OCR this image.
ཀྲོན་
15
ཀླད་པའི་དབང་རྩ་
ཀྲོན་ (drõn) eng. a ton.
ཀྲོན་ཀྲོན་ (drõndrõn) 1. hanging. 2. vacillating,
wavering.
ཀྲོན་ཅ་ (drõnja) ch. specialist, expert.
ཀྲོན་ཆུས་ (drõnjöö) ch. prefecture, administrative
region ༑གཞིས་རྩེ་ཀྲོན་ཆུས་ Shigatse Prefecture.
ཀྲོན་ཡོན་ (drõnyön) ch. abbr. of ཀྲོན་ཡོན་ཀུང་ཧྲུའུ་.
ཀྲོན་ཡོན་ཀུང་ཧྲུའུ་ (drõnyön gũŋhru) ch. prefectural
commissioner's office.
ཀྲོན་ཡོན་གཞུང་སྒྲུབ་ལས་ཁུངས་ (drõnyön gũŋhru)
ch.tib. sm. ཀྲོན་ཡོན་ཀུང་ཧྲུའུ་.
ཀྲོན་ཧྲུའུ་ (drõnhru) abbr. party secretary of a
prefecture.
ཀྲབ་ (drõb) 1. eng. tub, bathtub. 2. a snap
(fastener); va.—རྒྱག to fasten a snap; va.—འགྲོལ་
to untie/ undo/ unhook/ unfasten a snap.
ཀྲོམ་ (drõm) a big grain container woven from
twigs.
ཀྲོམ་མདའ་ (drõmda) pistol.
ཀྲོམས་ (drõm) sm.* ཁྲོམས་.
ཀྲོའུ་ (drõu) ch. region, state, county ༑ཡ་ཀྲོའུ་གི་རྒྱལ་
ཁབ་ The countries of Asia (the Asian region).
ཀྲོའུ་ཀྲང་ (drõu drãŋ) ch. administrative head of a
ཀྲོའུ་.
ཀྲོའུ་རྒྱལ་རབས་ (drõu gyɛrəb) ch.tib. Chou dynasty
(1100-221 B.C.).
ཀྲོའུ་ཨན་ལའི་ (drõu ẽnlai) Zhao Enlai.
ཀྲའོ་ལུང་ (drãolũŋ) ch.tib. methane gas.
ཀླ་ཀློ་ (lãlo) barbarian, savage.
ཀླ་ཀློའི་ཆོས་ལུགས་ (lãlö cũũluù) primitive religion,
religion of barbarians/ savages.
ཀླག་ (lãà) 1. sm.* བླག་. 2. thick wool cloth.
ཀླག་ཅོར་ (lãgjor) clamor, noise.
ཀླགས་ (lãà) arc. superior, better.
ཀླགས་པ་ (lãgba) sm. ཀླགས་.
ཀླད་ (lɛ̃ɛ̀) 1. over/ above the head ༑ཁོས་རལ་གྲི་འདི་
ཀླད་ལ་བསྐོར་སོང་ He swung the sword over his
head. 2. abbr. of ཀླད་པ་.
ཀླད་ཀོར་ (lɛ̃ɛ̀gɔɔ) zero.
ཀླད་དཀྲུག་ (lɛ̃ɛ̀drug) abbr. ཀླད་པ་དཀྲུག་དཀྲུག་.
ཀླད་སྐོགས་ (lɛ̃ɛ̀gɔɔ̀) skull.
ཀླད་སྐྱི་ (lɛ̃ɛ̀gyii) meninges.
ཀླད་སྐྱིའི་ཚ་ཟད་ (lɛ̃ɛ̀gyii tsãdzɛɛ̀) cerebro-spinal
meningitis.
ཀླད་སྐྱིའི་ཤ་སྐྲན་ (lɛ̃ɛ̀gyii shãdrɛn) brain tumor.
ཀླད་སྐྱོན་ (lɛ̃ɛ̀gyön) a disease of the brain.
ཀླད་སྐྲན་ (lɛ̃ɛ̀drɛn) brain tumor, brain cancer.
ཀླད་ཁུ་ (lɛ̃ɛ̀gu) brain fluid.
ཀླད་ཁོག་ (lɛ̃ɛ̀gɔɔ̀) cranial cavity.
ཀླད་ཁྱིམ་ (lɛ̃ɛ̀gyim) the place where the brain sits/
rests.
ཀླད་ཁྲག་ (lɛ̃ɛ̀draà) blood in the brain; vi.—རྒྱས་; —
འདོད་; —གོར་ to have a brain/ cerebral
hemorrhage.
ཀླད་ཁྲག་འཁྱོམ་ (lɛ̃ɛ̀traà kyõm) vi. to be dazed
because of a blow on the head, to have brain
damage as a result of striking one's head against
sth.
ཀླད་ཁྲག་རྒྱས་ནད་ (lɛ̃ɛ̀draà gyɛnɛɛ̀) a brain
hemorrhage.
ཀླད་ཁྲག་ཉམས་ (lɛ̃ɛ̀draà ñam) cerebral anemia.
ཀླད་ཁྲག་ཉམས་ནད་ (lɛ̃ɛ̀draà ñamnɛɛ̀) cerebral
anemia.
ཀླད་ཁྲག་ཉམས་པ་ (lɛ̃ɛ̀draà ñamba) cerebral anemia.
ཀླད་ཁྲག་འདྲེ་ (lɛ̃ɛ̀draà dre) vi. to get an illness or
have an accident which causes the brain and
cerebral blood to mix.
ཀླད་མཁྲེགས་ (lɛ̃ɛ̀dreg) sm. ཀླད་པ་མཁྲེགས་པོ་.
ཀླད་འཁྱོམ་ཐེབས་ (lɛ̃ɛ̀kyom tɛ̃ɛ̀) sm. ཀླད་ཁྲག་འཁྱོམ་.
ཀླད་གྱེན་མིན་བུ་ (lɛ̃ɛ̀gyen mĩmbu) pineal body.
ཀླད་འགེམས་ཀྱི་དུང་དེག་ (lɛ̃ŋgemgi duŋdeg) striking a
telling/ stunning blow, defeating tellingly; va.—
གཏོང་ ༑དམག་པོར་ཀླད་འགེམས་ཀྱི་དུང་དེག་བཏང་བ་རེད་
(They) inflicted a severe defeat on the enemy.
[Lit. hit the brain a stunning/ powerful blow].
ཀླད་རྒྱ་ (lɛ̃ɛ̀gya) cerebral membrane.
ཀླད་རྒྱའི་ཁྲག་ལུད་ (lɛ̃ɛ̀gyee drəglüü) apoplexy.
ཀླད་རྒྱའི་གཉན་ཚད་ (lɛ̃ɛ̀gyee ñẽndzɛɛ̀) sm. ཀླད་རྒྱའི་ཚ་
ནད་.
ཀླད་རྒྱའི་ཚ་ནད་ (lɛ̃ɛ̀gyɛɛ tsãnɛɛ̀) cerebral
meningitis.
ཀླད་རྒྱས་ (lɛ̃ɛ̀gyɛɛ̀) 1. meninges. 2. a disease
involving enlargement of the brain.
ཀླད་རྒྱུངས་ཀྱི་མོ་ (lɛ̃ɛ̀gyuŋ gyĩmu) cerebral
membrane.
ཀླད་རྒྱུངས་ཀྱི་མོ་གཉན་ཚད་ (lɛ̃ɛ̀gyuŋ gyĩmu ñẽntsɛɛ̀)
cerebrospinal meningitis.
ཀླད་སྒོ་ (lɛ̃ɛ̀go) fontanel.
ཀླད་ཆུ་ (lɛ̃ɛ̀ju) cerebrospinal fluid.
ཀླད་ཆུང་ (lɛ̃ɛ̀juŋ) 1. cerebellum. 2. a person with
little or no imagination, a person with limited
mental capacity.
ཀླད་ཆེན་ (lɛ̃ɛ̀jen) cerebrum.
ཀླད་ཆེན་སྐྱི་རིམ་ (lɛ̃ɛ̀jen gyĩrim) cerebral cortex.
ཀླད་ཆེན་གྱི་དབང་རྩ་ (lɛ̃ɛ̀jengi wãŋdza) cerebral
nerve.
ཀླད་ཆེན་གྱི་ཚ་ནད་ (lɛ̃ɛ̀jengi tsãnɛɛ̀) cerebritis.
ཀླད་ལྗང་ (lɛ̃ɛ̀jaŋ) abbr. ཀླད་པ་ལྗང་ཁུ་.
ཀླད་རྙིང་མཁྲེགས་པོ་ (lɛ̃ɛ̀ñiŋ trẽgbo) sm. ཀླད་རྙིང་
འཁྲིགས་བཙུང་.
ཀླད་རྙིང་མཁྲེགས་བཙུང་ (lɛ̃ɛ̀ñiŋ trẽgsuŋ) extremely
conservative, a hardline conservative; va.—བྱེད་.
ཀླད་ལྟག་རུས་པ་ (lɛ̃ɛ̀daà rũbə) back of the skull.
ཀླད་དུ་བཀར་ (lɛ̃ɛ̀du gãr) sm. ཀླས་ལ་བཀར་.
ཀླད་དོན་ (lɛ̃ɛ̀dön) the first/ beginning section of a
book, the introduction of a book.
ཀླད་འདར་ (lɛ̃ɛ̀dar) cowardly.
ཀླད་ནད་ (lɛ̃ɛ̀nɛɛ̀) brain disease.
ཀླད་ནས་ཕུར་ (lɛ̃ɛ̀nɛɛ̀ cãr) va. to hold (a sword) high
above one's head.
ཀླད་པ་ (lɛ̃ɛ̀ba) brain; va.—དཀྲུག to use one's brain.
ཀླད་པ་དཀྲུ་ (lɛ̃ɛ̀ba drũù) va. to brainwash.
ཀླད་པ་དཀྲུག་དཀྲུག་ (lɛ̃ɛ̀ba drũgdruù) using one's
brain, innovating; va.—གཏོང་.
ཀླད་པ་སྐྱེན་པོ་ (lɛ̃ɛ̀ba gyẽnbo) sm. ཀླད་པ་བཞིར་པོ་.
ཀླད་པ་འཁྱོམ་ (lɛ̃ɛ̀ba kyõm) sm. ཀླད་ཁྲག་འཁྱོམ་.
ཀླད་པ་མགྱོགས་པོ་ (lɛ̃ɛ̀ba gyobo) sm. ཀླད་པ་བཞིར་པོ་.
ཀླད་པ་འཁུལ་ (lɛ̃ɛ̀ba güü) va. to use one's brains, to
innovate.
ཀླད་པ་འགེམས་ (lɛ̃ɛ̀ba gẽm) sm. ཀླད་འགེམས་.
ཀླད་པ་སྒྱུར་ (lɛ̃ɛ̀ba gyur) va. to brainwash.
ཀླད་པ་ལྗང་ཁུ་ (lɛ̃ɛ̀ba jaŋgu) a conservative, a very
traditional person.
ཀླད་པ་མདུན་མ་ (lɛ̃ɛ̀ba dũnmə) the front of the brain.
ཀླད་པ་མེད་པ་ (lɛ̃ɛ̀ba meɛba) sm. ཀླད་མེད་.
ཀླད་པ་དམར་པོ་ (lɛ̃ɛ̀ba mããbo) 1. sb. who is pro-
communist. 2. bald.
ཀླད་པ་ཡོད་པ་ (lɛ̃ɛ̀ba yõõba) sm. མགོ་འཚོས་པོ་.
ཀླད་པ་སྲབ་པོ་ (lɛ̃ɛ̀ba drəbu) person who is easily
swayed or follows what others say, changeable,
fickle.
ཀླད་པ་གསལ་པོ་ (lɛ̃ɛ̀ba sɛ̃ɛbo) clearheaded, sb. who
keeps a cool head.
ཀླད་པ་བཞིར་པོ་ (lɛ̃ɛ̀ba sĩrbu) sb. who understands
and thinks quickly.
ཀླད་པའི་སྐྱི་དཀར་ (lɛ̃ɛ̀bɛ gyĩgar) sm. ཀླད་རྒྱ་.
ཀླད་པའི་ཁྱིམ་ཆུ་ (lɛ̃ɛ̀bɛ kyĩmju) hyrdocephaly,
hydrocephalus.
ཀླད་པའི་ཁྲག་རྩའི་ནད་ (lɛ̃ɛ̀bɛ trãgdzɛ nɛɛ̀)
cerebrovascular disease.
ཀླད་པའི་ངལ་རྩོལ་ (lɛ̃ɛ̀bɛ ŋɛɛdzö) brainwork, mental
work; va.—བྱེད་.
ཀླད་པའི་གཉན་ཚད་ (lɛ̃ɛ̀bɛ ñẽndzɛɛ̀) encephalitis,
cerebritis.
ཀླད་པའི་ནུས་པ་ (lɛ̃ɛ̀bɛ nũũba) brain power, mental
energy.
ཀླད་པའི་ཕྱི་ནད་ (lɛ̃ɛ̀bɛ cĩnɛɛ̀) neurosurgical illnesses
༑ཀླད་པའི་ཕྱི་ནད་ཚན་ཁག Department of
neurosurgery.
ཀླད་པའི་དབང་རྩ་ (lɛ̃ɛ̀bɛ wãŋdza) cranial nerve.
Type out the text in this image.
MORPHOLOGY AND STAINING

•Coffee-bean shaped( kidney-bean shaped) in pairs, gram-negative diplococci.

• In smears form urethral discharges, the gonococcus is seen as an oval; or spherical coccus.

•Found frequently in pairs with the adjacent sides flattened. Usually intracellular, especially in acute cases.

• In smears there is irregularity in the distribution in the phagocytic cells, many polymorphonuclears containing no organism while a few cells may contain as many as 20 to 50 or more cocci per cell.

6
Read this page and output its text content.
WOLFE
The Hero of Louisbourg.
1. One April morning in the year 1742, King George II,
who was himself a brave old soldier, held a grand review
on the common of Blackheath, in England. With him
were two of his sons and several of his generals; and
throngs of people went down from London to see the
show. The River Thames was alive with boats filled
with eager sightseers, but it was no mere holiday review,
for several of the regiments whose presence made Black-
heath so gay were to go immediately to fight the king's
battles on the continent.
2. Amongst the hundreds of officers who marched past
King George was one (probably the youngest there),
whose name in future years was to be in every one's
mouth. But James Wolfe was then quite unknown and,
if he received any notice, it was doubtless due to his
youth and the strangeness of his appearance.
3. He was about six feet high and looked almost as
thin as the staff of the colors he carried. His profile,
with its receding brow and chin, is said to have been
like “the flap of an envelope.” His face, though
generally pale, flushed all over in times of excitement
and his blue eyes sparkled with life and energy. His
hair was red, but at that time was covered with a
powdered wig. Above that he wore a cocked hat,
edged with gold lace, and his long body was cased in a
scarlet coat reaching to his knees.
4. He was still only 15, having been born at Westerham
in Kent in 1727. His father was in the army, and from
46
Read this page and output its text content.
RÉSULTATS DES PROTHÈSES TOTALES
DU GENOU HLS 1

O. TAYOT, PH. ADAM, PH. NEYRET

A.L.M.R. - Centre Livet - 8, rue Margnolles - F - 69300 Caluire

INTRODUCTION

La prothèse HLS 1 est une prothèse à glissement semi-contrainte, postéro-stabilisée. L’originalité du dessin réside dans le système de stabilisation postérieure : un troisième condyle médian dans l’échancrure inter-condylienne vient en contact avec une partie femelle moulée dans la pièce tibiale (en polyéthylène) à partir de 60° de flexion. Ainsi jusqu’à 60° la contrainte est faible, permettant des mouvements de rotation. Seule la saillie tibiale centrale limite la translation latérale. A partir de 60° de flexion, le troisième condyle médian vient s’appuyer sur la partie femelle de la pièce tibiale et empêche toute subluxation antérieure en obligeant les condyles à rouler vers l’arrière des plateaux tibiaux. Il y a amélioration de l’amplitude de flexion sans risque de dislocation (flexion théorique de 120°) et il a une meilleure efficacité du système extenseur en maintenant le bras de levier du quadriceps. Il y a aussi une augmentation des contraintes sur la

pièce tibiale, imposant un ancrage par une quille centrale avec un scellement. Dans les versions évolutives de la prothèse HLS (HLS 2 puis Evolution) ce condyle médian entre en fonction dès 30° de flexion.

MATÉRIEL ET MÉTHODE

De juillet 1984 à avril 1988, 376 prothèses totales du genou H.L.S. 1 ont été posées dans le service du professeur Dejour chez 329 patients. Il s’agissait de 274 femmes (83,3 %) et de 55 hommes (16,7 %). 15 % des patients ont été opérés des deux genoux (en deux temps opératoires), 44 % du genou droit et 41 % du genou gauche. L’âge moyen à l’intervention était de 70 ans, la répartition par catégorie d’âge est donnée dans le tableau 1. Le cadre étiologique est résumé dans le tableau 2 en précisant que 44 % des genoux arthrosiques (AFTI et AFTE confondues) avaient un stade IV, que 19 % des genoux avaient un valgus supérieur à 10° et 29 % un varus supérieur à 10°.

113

....................

EXERCISE: The required output is every line above that contains the string "several".

COMPLETED EXERCISE:
were two of his sons and several of his generals; and
for several of the regiments whose presence made Black-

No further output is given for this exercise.